**Your task**
Reproduce all of the material below, replacing every "place-label" with "map-label" and changing nothing else. Omit the pictures.

[Start of Record set]

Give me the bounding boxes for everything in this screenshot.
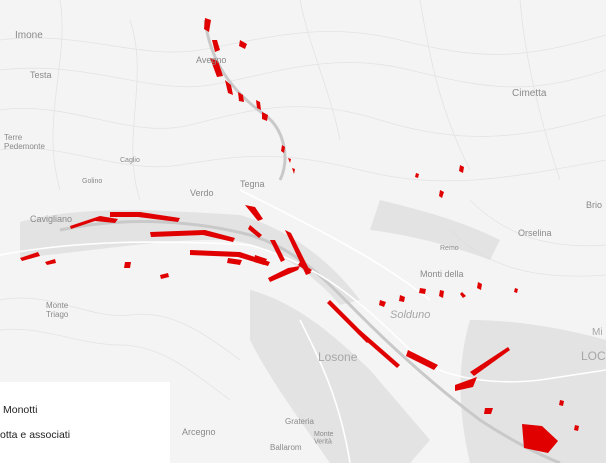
place-label-arcegno: Arcegno bbox=[182, 427, 216, 437]
place-label-cimetta: Cimetta bbox=[512, 88, 547, 99]
credit-line-2: otta e associati bbox=[0, 429, 71, 441]
place-label-monti-della: Monti della bbox=[420, 269, 464, 279]
place-label-verdo: Verdo bbox=[190, 188, 214, 198]
place-label-testa: Testa bbox=[30, 70, 52, 80]
place-label-losone: Losone bbox=[318, 350, 358, 364]
place-label-caglio: Caglio bbox=[120, 157, 140, 164]
place-label-remo: Remo bbox=[440, 245, 459, 252]
place-label-tegna: Tegna bbox=[240, 179, 265, 189]
place-label-ballarom: Ballarom bbox=[270, 443, 302, 452]
place-label-loc: LOC bbox=[581, 349, 606, 363]
place-label-cavigliano: Cavigliano bbox=[30, 214, 72, 224]
place-label-mi: Mi bbox=[592, 327, 603, 338]
credit-line-1: Monotti bbox=[3, 404, 38, 416]
place-label-imone: Imone bbox=[15, 30, 43, 41]
place-label-solduno: Solduno bbox=[390, 309, 430, 321]
relief-hatching bbox=[0, 0, 606, 401]
place-label-golino: Golino bbox=[82, 178, 102, 185]
flood-hazard-zones bbox=[20, 18, 579, 453]
place-label-grateria: Grateria bbox=[285, 417, 314, 426]
place-label-brio: Brio bbox=[586, 200, 602, 210]
place-label-orselina: Orselina bbox=[518, 228, 552, 238]
credits-box: Monotti otta e associati bbox=[0, 382, 170, 463]
place-label-avegno: Avegno bbox=[196, 55, 226, 65]
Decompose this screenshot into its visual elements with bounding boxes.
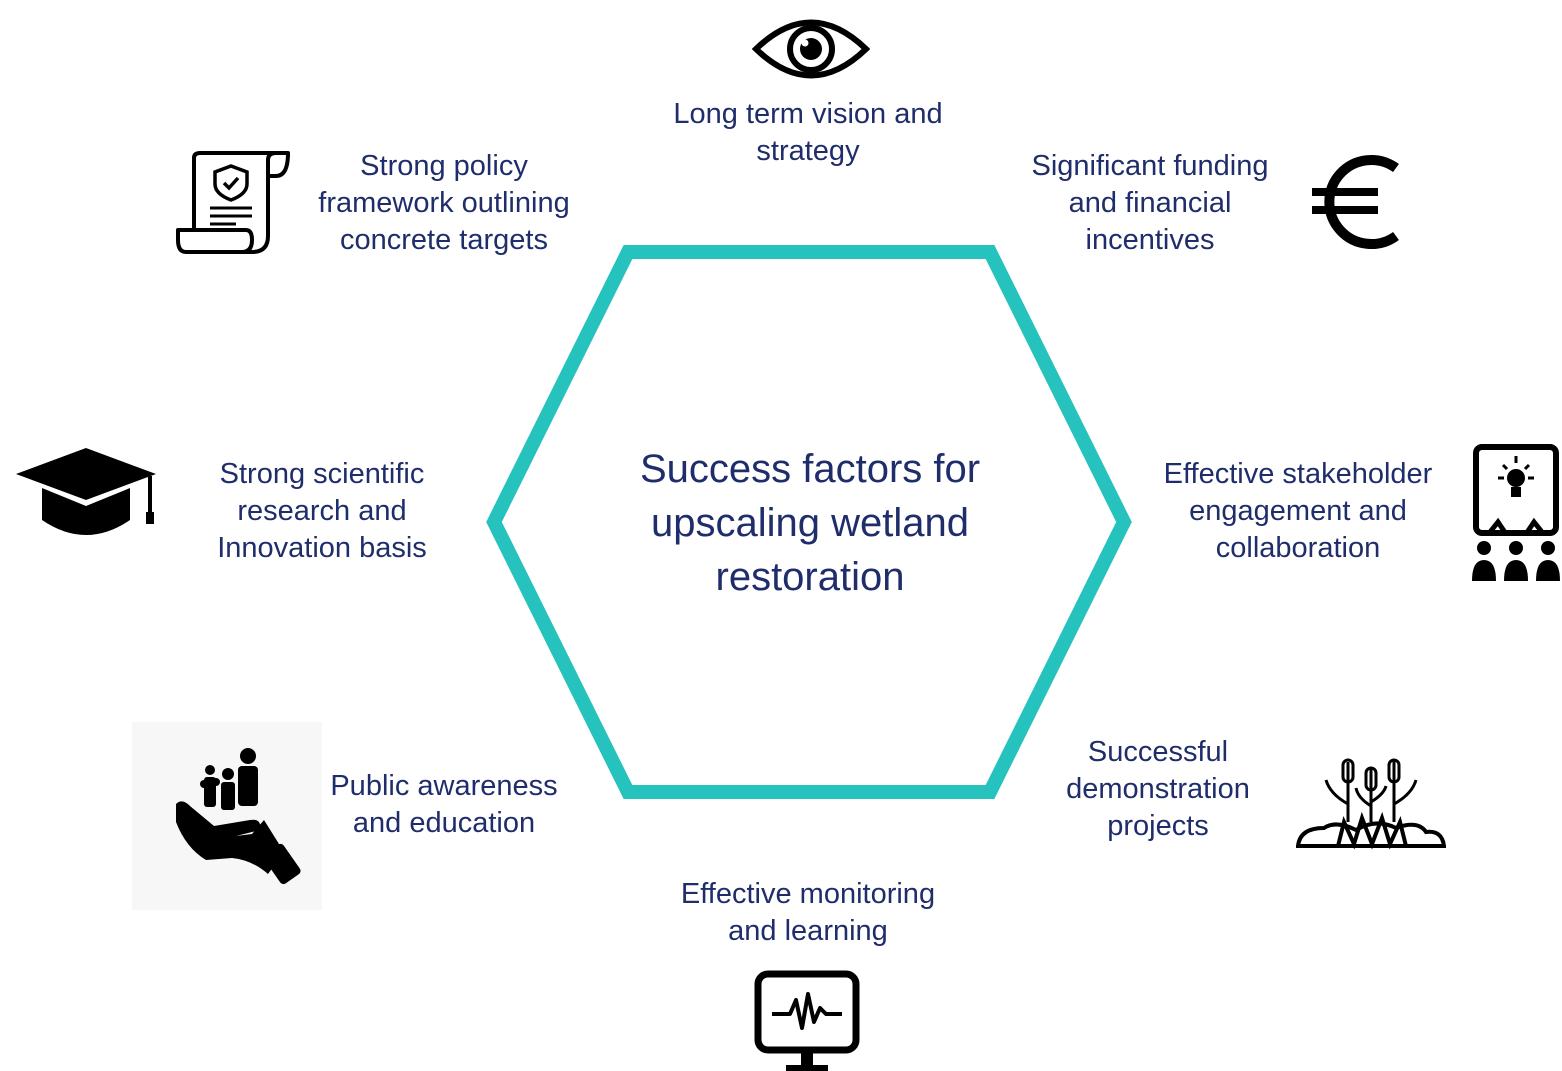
factor-demonstration-label: Successful demonstration projects: [1066, 736, 1250, 842]
wetland-plants-icon: [1296, 758, 1446, 850]
policy-scroll-icon: [176, 151, 290, 254]
factor-research-label: Strong scientific research and Innovatio…: [217, 458, 427, 564]
factor-stakeholder-label: Effective stakeholder engagement and col…: [1163, 458, 1433, 564]
factor-awareness-label: Public awareness and education: [330, 770, 558, 839]
monitor-heartbeat-icon: [754, 970, 860, 1071]
presentation-icon: [1472, 444, 1560, 581]
factor-monitoring-label: Effective monitoring and learning: [680, 878, 936, 947]
center-title: Success factors for upscaling wetland re…: [639, 447, 981, 599]
factor-policy-label: Strong policy framework outlining concre…: [318, 150, 570, 256]
factor-vision-label: Long term vision and strategy: [673, 98, 943, 167]
euro-icon: [1312, 155, 1399, 249]
hand-holding-people-icon: [132, 722, 322, 910]
graduation-cap-icon: [16, 448, 156, 535]
eye-icon: [752, 19, 870, 79]
factor-funding-label: Significant funding and financial incent…: [1031, 150, 1269, 256]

[End of Record set]

**Written answer**
Give me the bounding boxes for everything in this screenshot.
map-label-arcegno: Arcegno bbox=[182, 427, 216, 437]
map-label-cimetta: Cimetta bbox=[512, 88, 547, 99]
credit-line-2: otta e associati bbox=[0, 429, 71, 441]
map-label-monti-della: Monti della bbox=[420, 269, 464, 279]
map-label-verdo: Verdo bbox=[190, 188, 214, 198]
map-label-testa: Testa bbox=[30, 70, 52, 80]
map-label-losone: Losone bbox=[318, 350, 358, 364]
map-label-caglio: Caglio bbox=[120, 157, 140, 164]
map-label-remo: Remo bbox=[440, 245, 459, 252]
map-label-tegna: Tegna bbox=[240, 179, 265, 189]
map-label-ballarom: Ballarom bbox=[270, 443, 302, 452]
map-label-loc: LOC bbox=[581, 349, 606, 363]
map-label-cavigliano: Cavigliano bbox=[30, 214, 72, 224]
map-label-mi: Mi bbox=[592, 327, 603, 338]
credit-line-1: Monotti bbox=[3, 404, 38, 416]
map-label-imone: Imone bbox=[15, 30, 43, 41]
map-label-solduno: Solduno bbox=[390, 309, 430, 321]
relief-hatching bbox=[0, 0, 606, 401]
map-label-golino: Golino bbox=[82, 178, 102, 185]
flood-hazard-zones bbox=[20, 18, 579, 453]
map-label-grateria: Grateria bbox=[285, 417, 314, 426]
map-label-brio: Brio bbox=[586, 200, 602, 210]
map-label-orselina: Orselina bbox=[518, 228, 552, 238]
credits-box: Monotti otta e associati bbox=[0, 382, 170, 463]
map-label-avegno: Avegno bbox=[196, 55, 226, 65]
Decompose this screenshot into its visual elements with bounding boxes.
factor-demonstration-label: Successful demonstration projects: [1066, 736, 1250, 842]
wetland-plants-icon: [1296, 758, 1446, 850]
policy-scroll-icon: [176, 151, 290, 254]
factor-research-label: Strong scientific research and Innovatio…: [217, 458, 427, 564]
factor-stakeholder-label: Effective stakeholder engagement and col…: [1163, 458, 1433, 564]
factor-awareness-label: Public awareness and education: [330, 770, 558, 839]
monitor-heartbeat-icon: [754, 970, 860, 1071]
presentation-icon: [1472, 444, 1560, 581]
factor-monitoring-label: Effective monitoring and learning: [680, 878, 936, 947]
center-title: Success factors for upscaling wetland re…: [639, 447, 981, 599]
factor-policy-label: Strong policy framework outlining concre…: [318, 150, 570, 256]
factor-vision-label: Long term vision and strategy: [673, 98, 943, 167]
euro-icon: [1312, 155, 1399, 249]
hand-holding-people-icon: [132, 722, 322, 910]
graduation-cap-icon: [16, 448, 156, 535]
eye-icon: [752, 19, 870, 79]
factor-funding-label: Significant funding and financial incent…: [1031, 150, 1269, 256]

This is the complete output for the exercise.